Directions:
Pick out all lines in the listing holding the string "JSON" and copy them.

Excerpted records:
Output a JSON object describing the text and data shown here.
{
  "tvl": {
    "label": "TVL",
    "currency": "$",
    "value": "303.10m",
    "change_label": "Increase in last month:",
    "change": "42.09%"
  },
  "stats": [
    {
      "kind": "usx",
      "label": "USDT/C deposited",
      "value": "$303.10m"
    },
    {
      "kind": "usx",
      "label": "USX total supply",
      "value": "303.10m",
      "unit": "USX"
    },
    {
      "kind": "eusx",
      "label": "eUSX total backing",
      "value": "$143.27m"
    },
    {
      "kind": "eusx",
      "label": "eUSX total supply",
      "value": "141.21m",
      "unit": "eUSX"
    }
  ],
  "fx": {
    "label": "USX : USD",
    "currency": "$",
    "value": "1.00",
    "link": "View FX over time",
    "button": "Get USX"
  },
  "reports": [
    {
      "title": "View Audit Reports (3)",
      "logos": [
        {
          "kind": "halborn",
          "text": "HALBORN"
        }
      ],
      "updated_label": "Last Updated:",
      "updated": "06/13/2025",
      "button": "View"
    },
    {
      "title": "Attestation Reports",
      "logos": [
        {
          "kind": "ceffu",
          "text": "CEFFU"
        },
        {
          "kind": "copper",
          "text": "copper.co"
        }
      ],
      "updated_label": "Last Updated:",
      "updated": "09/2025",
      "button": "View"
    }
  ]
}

--

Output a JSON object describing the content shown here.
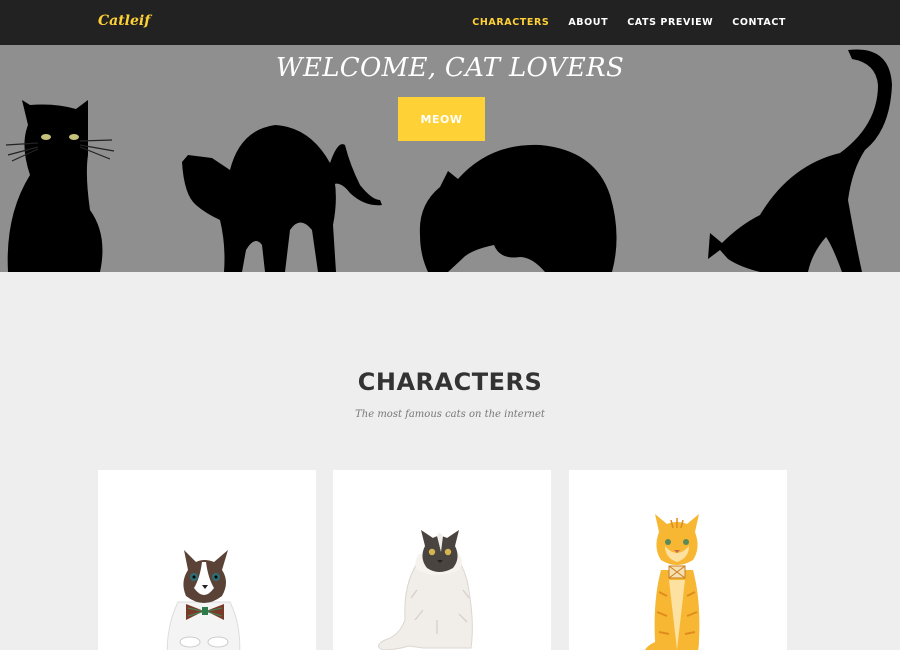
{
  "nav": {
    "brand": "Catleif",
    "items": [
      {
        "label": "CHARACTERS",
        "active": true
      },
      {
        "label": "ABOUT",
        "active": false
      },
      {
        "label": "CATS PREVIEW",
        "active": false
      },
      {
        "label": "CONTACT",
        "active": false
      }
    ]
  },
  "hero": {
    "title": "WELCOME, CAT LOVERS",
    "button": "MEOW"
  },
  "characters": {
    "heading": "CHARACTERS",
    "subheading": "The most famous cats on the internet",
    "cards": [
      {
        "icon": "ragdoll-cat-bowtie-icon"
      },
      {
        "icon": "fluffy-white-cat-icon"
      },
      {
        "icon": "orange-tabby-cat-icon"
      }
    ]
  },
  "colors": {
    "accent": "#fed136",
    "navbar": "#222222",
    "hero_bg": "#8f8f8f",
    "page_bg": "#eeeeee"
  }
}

Completed exercise:
Output a JSON object describing the text and data shown here.
Output a JSON object describing the content shown here.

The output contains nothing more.